==== Records provided
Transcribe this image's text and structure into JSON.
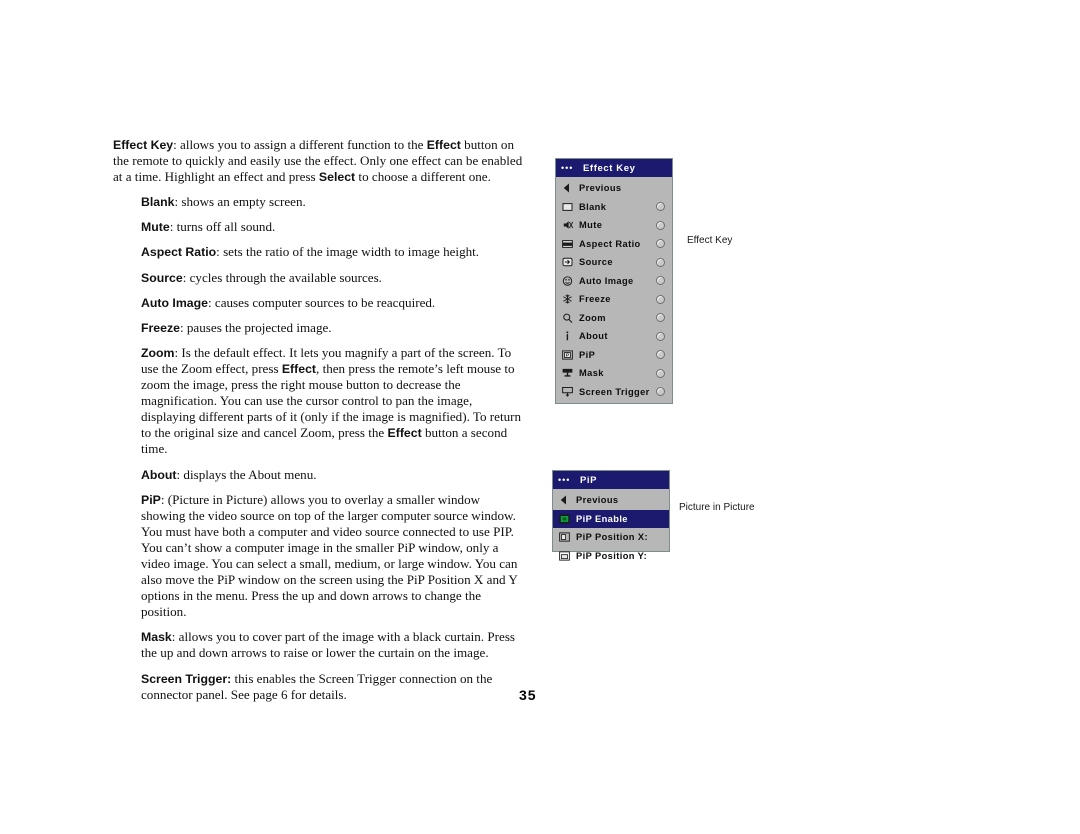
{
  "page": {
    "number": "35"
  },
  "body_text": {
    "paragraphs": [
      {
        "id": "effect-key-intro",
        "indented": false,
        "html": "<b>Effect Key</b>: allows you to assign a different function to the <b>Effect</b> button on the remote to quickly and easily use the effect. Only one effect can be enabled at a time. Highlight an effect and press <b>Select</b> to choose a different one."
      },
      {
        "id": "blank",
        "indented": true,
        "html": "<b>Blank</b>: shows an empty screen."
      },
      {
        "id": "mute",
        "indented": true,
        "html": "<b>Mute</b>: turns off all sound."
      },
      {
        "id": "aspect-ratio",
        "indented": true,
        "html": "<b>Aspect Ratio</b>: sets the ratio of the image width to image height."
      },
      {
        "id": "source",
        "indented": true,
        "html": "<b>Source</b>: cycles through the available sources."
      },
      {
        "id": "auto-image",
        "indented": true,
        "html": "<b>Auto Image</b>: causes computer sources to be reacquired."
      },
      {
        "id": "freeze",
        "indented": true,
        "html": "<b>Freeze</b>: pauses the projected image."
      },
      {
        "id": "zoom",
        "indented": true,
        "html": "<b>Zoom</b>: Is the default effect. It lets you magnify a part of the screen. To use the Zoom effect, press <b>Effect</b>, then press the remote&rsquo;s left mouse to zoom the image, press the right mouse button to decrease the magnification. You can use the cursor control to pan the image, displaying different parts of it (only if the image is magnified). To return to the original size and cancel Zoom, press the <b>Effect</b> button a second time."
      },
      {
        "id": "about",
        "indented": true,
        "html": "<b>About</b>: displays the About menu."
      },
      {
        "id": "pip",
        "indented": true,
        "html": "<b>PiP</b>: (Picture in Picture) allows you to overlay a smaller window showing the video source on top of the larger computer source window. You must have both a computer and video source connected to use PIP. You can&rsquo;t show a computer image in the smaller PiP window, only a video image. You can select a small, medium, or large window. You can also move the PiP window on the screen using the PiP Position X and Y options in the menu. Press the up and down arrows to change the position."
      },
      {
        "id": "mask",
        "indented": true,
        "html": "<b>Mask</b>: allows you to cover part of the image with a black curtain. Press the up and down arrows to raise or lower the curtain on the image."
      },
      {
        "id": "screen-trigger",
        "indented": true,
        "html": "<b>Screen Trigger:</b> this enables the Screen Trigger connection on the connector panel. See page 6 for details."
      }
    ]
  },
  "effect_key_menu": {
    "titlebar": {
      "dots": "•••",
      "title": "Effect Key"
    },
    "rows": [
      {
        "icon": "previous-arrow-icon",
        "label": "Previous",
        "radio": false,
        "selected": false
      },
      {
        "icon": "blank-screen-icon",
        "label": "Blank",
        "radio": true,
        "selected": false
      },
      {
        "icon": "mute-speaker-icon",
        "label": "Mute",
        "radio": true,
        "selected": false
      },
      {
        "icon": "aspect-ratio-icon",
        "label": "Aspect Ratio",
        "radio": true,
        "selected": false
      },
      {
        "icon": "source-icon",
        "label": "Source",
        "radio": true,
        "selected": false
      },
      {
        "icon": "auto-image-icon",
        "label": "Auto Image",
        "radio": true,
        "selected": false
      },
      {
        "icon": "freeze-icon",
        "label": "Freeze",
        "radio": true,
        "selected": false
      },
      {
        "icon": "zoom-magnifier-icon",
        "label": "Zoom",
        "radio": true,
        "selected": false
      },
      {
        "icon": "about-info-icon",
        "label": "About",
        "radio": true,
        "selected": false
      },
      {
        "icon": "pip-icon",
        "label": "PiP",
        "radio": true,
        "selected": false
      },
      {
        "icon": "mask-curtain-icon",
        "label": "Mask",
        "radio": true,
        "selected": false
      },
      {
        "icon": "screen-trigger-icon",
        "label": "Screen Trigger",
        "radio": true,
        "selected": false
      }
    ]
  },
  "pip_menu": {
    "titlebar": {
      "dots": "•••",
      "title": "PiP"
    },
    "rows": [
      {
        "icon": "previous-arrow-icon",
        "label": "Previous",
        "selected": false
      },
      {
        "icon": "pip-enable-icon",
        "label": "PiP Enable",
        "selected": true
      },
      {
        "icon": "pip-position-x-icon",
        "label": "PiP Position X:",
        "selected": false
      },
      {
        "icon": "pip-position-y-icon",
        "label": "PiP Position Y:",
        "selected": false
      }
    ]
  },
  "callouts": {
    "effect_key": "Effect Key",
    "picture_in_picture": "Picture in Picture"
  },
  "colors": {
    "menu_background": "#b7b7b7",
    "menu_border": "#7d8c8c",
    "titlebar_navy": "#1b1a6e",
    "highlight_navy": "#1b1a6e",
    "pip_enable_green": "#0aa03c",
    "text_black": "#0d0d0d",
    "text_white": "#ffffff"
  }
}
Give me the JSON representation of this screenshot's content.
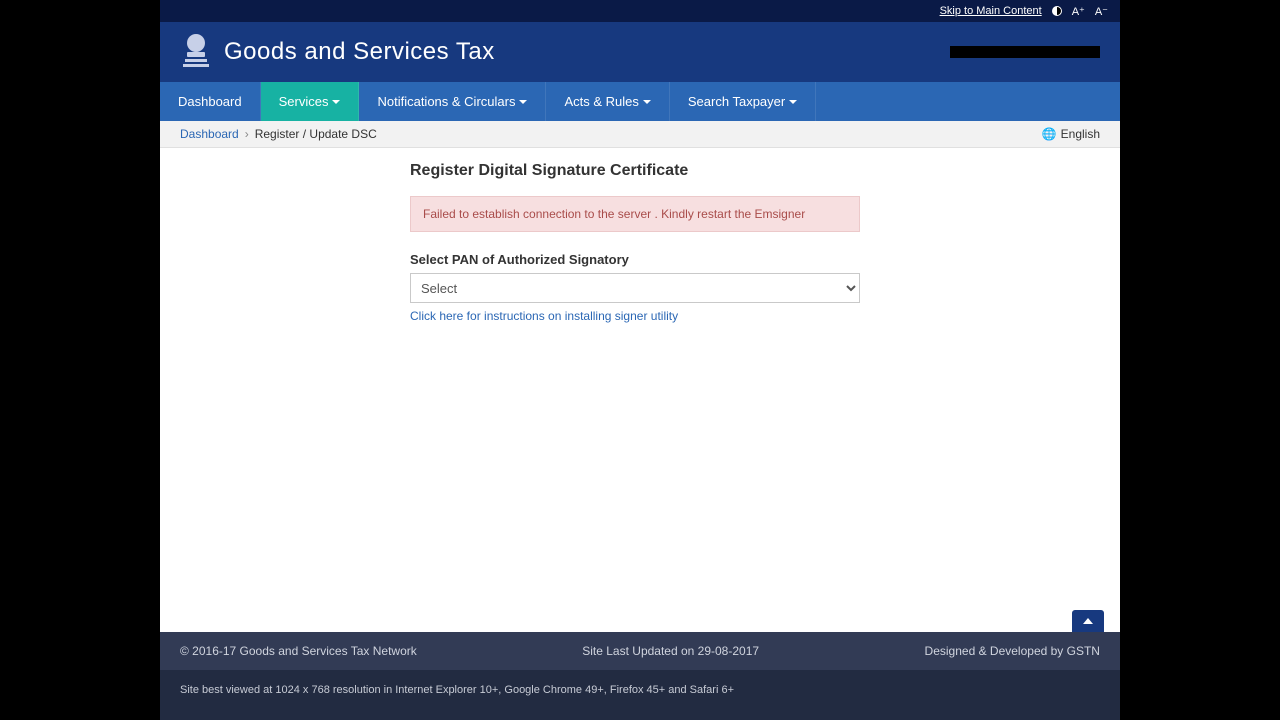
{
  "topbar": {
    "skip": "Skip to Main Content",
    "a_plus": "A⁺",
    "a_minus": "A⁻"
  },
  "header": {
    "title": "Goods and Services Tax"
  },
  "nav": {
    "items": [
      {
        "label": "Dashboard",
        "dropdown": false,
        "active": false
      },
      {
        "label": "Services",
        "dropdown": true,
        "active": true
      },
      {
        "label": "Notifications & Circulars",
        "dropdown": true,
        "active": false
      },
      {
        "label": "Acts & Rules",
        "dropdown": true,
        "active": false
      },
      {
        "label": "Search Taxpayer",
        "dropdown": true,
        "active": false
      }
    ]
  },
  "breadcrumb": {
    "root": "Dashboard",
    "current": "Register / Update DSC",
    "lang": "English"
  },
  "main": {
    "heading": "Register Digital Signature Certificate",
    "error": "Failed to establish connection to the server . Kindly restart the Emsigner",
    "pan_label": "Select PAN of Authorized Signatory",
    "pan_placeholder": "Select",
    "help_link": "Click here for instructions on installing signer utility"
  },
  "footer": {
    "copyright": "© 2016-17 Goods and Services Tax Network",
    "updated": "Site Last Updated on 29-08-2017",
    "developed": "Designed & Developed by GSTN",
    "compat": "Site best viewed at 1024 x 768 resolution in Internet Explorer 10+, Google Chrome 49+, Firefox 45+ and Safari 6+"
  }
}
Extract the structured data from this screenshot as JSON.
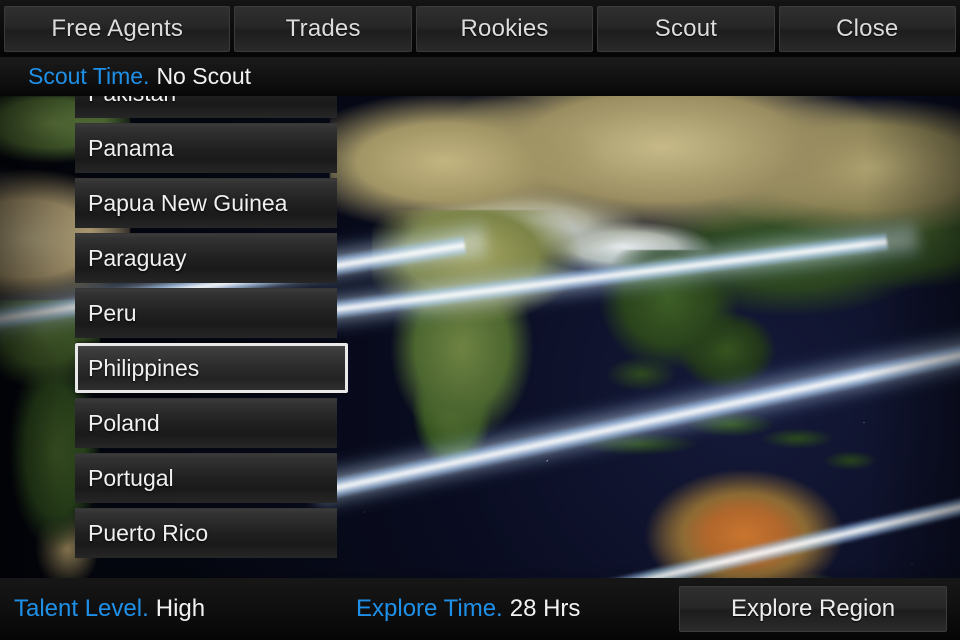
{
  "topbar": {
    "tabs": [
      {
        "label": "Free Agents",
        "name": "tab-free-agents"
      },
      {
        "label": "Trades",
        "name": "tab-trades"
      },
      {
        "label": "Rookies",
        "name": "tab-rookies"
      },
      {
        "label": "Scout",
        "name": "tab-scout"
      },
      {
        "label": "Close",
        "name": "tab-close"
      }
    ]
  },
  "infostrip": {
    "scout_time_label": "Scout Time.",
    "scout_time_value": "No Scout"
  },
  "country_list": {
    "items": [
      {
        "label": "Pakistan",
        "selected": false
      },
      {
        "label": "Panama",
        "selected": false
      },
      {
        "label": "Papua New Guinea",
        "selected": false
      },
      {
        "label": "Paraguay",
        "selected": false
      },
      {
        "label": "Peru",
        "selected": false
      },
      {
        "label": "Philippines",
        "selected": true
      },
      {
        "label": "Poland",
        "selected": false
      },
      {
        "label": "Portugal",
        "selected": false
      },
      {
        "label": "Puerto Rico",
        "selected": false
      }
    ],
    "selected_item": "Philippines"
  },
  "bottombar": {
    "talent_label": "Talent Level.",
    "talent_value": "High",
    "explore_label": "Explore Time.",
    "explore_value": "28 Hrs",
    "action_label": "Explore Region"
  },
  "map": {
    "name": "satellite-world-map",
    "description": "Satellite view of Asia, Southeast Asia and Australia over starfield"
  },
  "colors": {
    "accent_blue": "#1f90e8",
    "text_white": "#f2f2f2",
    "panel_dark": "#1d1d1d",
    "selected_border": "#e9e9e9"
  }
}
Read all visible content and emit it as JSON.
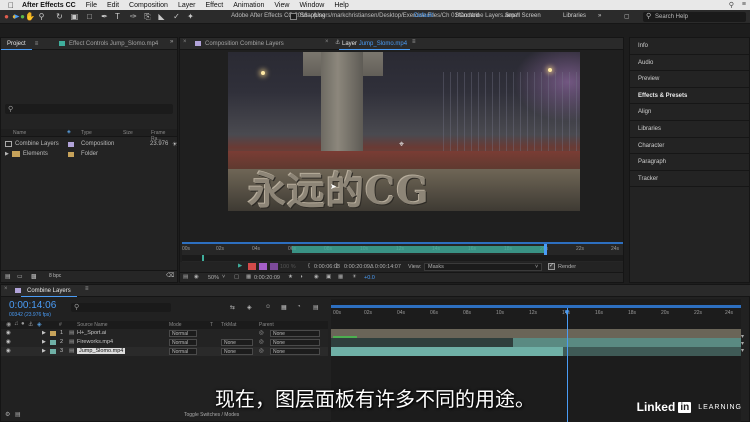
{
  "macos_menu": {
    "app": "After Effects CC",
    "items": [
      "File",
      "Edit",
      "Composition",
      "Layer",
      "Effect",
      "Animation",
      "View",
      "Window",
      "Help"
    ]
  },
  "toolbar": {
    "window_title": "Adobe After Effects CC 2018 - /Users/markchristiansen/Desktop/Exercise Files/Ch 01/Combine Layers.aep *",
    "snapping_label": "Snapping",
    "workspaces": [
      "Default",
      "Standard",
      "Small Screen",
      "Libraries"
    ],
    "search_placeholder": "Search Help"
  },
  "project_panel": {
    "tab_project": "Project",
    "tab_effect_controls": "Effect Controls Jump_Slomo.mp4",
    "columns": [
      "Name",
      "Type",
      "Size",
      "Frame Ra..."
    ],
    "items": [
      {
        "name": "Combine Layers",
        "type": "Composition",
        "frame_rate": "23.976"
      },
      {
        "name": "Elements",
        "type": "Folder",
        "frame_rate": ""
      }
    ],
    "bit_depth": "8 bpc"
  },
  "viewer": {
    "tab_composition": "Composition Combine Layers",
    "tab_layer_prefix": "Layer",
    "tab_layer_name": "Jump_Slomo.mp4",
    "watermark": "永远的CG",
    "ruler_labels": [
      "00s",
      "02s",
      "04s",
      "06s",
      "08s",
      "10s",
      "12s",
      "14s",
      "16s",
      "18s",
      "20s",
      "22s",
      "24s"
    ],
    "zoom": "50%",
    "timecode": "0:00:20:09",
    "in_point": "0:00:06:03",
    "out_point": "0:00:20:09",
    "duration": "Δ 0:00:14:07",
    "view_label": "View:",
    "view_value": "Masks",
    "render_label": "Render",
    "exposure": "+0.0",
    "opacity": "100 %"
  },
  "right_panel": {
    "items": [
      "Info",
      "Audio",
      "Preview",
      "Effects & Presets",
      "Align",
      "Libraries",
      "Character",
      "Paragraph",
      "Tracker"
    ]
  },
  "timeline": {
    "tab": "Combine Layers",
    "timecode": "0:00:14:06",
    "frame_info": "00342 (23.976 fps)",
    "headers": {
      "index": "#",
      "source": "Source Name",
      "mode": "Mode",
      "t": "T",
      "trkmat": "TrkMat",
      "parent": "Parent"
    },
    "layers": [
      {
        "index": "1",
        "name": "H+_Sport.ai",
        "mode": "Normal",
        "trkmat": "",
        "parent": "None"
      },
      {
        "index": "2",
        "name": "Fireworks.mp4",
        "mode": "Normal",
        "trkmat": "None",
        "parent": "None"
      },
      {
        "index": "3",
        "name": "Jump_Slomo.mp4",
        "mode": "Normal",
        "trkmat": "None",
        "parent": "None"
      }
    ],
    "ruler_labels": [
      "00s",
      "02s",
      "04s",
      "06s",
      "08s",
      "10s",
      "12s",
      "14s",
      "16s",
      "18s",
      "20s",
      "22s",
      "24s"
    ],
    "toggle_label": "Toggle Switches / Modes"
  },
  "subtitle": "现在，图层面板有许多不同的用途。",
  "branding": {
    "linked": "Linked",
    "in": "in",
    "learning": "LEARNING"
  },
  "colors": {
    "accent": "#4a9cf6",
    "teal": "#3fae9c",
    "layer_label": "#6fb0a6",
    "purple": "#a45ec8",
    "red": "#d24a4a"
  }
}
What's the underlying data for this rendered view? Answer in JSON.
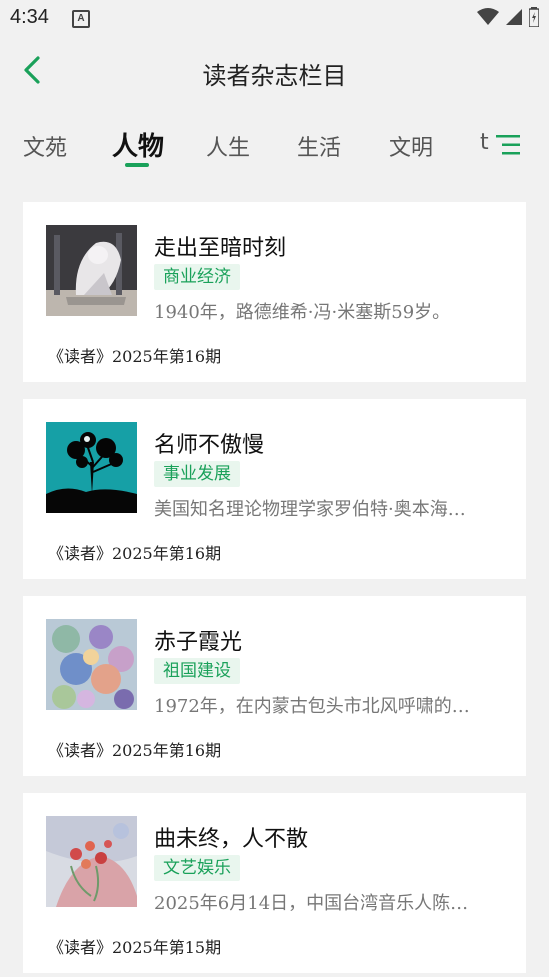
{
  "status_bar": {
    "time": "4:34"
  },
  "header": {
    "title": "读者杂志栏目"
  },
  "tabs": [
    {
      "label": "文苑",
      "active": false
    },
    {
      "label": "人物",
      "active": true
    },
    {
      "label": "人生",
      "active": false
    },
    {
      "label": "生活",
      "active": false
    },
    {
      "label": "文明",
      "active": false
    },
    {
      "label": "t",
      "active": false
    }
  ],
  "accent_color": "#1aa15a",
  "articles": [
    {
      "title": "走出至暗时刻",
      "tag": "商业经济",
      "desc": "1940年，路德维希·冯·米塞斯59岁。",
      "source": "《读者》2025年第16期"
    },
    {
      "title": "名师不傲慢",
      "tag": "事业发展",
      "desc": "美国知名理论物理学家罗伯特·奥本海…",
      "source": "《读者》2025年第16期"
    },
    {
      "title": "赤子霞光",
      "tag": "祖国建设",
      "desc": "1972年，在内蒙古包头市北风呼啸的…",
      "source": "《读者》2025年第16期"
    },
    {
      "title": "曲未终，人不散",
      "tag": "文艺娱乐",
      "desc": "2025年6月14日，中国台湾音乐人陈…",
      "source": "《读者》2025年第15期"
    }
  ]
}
========
Prompt: From the entries above, copy every line that holds the word "page".

Response for this exercise:
  "page": {
        "html": "<b>Screen Trigger:</b> this enables the Screen Trigger connection on the connector panel. See page 6 for details."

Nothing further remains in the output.